The task:
Every record that follows must be duplicated exactly, with images left out.

Data:
-----
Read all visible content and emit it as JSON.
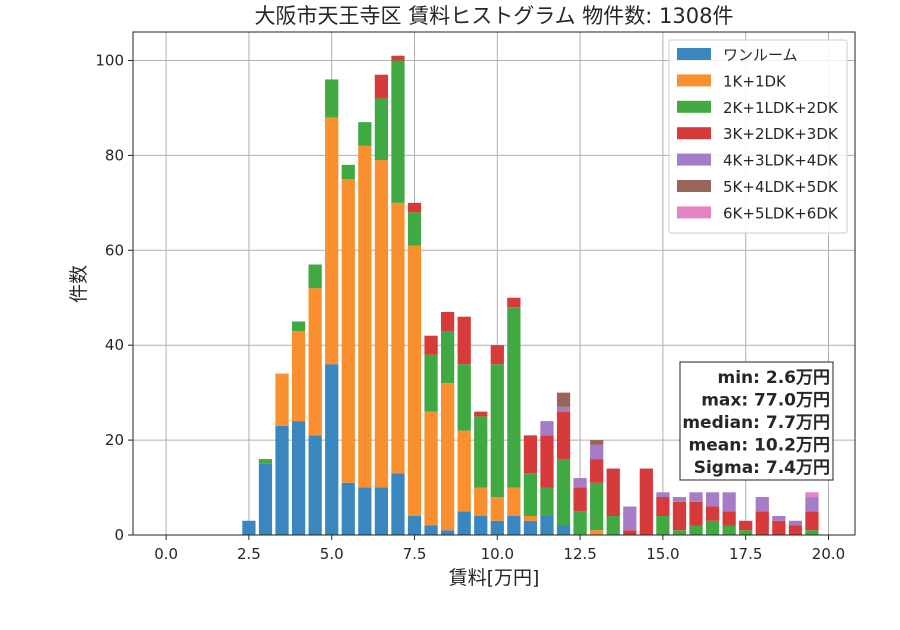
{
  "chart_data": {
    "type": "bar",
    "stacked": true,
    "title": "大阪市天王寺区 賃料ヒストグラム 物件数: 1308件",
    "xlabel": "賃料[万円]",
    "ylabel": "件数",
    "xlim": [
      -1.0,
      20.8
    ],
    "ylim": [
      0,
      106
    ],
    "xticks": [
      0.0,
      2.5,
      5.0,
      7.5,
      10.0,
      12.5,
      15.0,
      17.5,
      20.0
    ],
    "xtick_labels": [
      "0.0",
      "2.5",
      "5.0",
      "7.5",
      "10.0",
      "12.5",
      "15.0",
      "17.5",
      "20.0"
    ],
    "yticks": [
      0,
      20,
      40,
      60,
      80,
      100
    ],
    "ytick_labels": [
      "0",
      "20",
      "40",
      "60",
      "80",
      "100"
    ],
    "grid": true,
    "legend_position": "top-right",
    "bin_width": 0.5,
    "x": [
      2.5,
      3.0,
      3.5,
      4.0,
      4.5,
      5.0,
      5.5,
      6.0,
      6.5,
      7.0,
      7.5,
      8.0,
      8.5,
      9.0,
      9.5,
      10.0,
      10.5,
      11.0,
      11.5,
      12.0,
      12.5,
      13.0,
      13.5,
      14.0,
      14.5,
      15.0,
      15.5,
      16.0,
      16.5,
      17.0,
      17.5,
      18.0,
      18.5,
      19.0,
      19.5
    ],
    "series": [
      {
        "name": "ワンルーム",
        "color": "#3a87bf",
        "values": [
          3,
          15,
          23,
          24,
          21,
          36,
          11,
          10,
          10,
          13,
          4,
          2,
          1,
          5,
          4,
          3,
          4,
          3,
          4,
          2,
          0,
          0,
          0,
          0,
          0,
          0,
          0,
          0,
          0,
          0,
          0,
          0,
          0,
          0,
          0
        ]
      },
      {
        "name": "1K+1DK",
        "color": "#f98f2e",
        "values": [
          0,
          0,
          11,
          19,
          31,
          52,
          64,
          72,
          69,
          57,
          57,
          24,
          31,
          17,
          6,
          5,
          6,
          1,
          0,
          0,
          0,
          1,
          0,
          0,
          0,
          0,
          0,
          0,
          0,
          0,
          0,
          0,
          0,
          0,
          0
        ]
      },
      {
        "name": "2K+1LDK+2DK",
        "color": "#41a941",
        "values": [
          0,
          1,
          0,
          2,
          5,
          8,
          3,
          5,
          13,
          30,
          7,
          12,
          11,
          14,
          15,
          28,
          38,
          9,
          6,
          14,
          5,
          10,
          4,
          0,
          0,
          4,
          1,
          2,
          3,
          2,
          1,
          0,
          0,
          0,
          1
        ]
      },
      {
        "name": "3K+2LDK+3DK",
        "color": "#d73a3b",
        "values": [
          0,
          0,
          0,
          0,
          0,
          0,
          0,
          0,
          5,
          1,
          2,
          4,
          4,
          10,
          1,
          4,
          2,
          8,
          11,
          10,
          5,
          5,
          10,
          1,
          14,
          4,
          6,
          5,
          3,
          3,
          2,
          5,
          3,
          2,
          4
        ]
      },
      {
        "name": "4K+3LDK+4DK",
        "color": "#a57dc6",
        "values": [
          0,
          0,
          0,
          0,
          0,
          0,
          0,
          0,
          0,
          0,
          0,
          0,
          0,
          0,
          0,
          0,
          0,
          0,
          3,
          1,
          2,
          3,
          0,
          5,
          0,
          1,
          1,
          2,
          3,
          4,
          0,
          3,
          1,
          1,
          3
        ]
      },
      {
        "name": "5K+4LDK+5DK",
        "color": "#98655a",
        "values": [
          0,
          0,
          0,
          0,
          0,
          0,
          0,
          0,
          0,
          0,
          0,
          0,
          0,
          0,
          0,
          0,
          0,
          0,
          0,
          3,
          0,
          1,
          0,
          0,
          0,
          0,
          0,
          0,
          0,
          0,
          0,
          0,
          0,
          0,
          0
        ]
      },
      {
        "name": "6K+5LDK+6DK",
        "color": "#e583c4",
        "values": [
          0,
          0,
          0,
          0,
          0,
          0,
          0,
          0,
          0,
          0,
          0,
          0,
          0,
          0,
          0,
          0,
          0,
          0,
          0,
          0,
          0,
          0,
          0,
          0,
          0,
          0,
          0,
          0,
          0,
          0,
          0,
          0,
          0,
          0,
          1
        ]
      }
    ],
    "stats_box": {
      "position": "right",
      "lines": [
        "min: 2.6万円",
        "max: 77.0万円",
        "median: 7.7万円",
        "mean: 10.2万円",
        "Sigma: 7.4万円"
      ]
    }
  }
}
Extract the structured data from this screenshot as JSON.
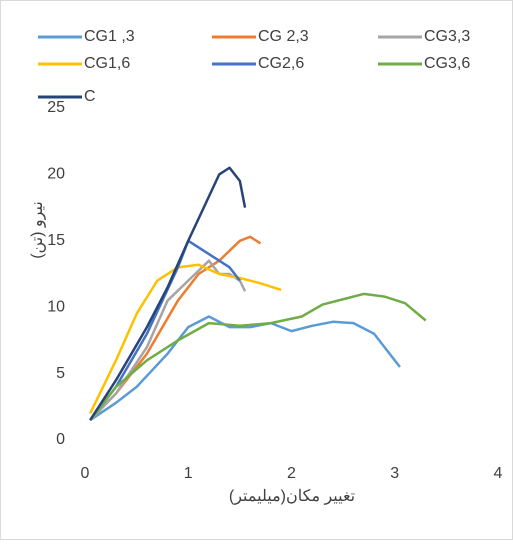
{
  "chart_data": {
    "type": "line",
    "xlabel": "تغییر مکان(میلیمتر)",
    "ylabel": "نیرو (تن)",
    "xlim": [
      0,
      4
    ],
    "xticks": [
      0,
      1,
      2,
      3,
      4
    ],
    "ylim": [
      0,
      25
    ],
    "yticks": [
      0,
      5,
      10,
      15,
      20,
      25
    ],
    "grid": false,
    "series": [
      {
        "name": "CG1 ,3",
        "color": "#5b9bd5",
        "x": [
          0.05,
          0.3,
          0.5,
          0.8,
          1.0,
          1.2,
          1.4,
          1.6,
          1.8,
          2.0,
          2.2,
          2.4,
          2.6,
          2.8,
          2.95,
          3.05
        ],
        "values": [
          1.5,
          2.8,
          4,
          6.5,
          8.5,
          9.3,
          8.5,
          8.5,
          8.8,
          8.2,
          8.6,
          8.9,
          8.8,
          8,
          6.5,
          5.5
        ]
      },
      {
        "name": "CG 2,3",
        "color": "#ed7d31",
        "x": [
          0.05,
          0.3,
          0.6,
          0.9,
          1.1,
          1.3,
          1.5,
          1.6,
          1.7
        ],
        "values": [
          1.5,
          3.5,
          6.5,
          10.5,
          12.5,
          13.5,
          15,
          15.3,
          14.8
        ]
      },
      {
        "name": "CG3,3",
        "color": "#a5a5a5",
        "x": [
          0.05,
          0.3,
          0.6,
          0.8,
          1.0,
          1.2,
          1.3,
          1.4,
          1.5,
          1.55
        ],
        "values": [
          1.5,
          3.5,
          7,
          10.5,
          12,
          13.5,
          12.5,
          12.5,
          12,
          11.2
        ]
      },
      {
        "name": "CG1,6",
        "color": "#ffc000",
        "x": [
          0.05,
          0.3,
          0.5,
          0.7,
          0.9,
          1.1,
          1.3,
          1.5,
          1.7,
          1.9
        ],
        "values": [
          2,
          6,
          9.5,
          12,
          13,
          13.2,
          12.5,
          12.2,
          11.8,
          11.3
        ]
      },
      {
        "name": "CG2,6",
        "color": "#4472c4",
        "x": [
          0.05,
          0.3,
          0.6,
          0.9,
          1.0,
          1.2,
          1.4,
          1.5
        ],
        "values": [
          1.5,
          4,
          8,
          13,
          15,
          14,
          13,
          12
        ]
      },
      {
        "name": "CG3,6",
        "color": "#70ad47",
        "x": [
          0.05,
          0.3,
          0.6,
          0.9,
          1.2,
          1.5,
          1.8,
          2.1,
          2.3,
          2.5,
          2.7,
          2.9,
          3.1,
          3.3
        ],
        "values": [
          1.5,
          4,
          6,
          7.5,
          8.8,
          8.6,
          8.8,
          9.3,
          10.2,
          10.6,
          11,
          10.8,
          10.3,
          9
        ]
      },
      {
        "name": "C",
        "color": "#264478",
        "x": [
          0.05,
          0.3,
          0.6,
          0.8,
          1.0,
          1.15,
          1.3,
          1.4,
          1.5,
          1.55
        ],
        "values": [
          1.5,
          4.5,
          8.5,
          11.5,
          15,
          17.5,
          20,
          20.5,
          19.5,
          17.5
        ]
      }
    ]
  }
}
-----
Answer for the task:
Read all visible content and emit it as JSON.
{
  "chart_data": {
    "type": "bar",
    "stacked": true,
    "title": "大阪市天王寺区 賃料ヒストグラム 物件数: 1308件",
    "xlabel": "賃料[万円]",
    "ylabel": "件数",
    "xlim": [
      -1.0,
      20.8
    ],
    "ylim": [
      0,
      106
    ],
    "xticks": [
      0.0,
      2.5,
      5.0,
      7.5,
      10.0,
      12.5,
      15.0,
      17.5,
      20.0
    ],
    "xtick_labels": [
      "0.0",
      "2.5",
      "5.0",
      "7.5",
      "10.0",
      "12.5",
      "15.0",
      "17.5",
      "20.0"
    ],
    "yticks": [
      0,
      20,
      40,
      60,
      80,
      100
    ],
    "ytick_labels": [
      "0",
      "20",
      "40",
      "60",
      "80",
      "100"
    ],
    "grid": true,
    "legend_position": "top-right",
    "bin_width": 0.5,
    "x": [
      2.5,
      3.0,
      3.5,
      4.0,
      4.5,
      5.0,
      5.5,
      6.0,
      6.5,
      7.0,
      7.5,
      8.0,
      8.5,
      9.0,
      9.5,
      10.0,
      10.5,
      11.0,
      11.5,
      12.0,
      12.5,
      13.0,
      13.5,
      14.0,
      14.5,
      15.0,
      15.5,
      16.0,
      16.5,
      17.0,
      17.5,
      18.0,
      18.5,
      19.0,
      19.5
    ],
    "series": [
      {
        "name": "ワンルーム",
        "color": "#3a87bf",
        "values": [
          3,
          15,
          23,
          24,
          21,
          36,
          11,
          10,
          10,
          13,
          4,
          2,
          1,
          5,
          4,
          3,
          4,
          3,
          4,
          2,
          0,
          0,
          0,
          0,
          0,
          0,
          0,
          0,
          0,
          0,
          0,
          0,
          0,
          0,
          0
        ]
      },
      {
        "name": "1K+1DK",
        "color": "#f98f2e",
        "values": [
          0,
          0,
          11,
          19,
          31,
          52,
          64,
          72,
          69,
          57,
          57,
          24,
          31,
          17,
          6,
          5,
          6,
          1,
          0,
          0,
          0,
          1,
          0,
          0,
          0,
          0,
          0,
          0,
          0,
          0,
          0,
          0,
          0,
          0,
          0
        ]
      },
      {
        "name": "2K+1LDK+2DK",
        "color": "#41a941",
        "values": [
          0,
          1,
          0,
          2,
          5,
          8,
          3,
          5,
          13,
          30,
          7,
          12,
          11,
          14,
          15,
          28,
          38,
          9,
          6,
          14,
          5,
          10,
          4,
          0,
          0,
          4,
          1,
          2,
          3,
          2,
          1,
          0,
          0,
          0,
          1
        ]
      },
      {
        "name": "3K+2LDK+3DK",
        "color": "#d73a3b",
        "values": [
          0,
          0,
          0,
          0,
          0,
          0,
          0,
          0,
          5,
          1,
          2,
          4,
          4,
          10,
          1,
          4,
          2,
          8,
          11,
          10,
          5,
          5,
          10,
          1,
          14,
          4,
          6,
          5,
          3,
          3,
          2,
          5,
          3,
          2,
          4
        ]
      },
      {
        "name": "4K+3LDK+4DK",
        "color": "#a57dc6",
        "values": [
          0,
          0,
          0,
          0,
          0,
          0,
          0,
          0,
          0,
          0,
          0,
          0,
          0,
          0,
          0,
          0,
          0,
          0,
          3,
          1,
          2,
          3,
          0,
          5,
          0,
          1,
          1,
          2,
          3,
          4,
          0,
          3,
          1,
          1,
          3
        ]
      },
      {
        "name": "5K+4LDK+5DK",
        "color": "#98655a",
        "values": [
          0,
          0,
          0,
          0,
          0,
          0,
          0,
          0,
          0,
          0,
          0,
          0,
          0,
          0,
          0,
          0,
          0,
          0,
          0,
          3,
          0,
          1,
          0,
          0,
          0,
          0,
          0,
          0,
          0,
          0,
          0,
          0,
          0,
          0,
          0
        ]
      },
      {
        "name": "6K+5LDK+6DK",
        "color": "#e583c4",
        "values": [
          0,
          0,
          0,
          0,
          0,
          0,
          0,
          0,
          0,
          0,
          0,
          0,
          0,
          0,
          0,
          0,
          0,
          0,
          0,
          0,
          0,
          0,
          0,
          0,
          0,
          0,
          0,
          0,
          0,
          0,
          0,
          0,
          0,
          0,
          1
        ]
      }
    ],
    "stats_box": {
      "position": "right",
      "lines": [
        "min: 2.6万円",
        "max: 77.0万円",
        "median: 7.7万円",
        "mean: 10.2万円",
        "Sigma: 7.4万円"
      ]
    }
  }
}
Extract the structured data from this screenshot as JSON.
{
  "chart_data": {
    "type": "line",
    "xlabel": "تغییر مکان(میلیمتر)",
    "ylabel": "نیرو (تن)",
    "xlim": [
      0,
      4
    ],
    "xticks": [
      0,
      1,
      2,
      3,
      4
    ],
    "ylim": [
      0,
      25
    ],
    "yticks": [
      0,
      5,
      10,
      15,
      20,
      25
    ],
    "grid": false,
    "series": [
      {
        "name": "CG1 ,3",
        "color": "#5b9bd5",
        "x": [
          0.05,
          0.3,
          0.5,
          0.8,
          1.0,
          1.2,
          1.4,
          1.6,
          1.8,
          2.0,
          2.2,
          2.4,
          2.6,
          2.8,
          2.95,
          3.05
        ],
        "values": [
          1.5,
          2.8,
          4,
          6.5,
          8.5,
          9.3,
          8.5,
          8.5,
          8.8,
          8.2,
          8.6,
          8.9,
          8.8,
          8,
          6.5,
          5.5
        ]
      },
      {
        "name": "CG 2,3",
        "color": "#ed7d31",
        "x": [
          0.05,
          0.3,
          0.6,
          0.9,
          1.1,
          1.3,
          1.5,
          1.6,
          1.7
        ],
        "values": [
          1.5,
          3.5,
          6.5,
          10.5,
          12.5,
          13.5,
          15,
          15.3,
          14.8
        ]
      },
      {
        "name": "CG3,3",
        "color": "#a5a5a5",
        "x": [
          0.05,
          0.3,
          0.6,
          0.8,
          1.0,
          1.2,
          1.3,
          1.4,
          1.5,
          1.55
        ],
        "values": [
          1.5,
          3.5,
          7,
          10.5,
          12,
          13.5,
          12.5,
          12.5,
          12,
          11.2
        ]
      },
      {
        "name": "CG1,6",
        "color": "#ffc000",
        "x": [
          0.05,
          0.3,
          0.5,
          0.7,
          0.9,
          1.1,
          1.3,
          1.5,
          1.7,
          1.9
        ],
        "values": [
          2,
          6,
          9.5,
          12,
          13,
          13.2,
          12.5,
          12.2,
          11.8,
          11.3
        ]
      },
      {
        "name": "CG2,6",
        "color": "#4472c4",
        "x": [
          0.05,
          0.3,
          0.6,
          0.9,
          1.0,
          1.2,
          1.4,
          1.5
        ],
        "values": [
          1.5,
          4,
          8,
          13,
          15,
          14,
          13,
          12
        ]
      },
      {
        "name": "CG3,6",
        "color": "#70ad47",
        "x": [
          0.05,
          0.3,
          0.6,
          0.9,
          1.2,
          1.5,
          1.8,
          2.1,
          2.3,
          2.5,
          2.7,
          2.9,
          3.1,
          3.3
        ],
        "values": [
          1.5,
          4,
          6,
          7.5,
          8.8,
          8.6,
          8.8,
          9.3,
          10.2,
          10.6,
          11,
          10.8,
          10.3,
          9
        ]
      },
      {
        "name": "C",
        "color": "#264478",
        "x": [
          0.05,
          0.3,
          0.6,
          0.8,
          1.0,
          1.15,
          1.3,
          1.4,
          1.5,
          1.55
        ],
        "values": [
          1.5,
          4.5,
          8.5,
          11.5,
          15,
          17.5,
          20,
          20.5,
          19.5,
          17.5
        ]
      }
    ]
  }
}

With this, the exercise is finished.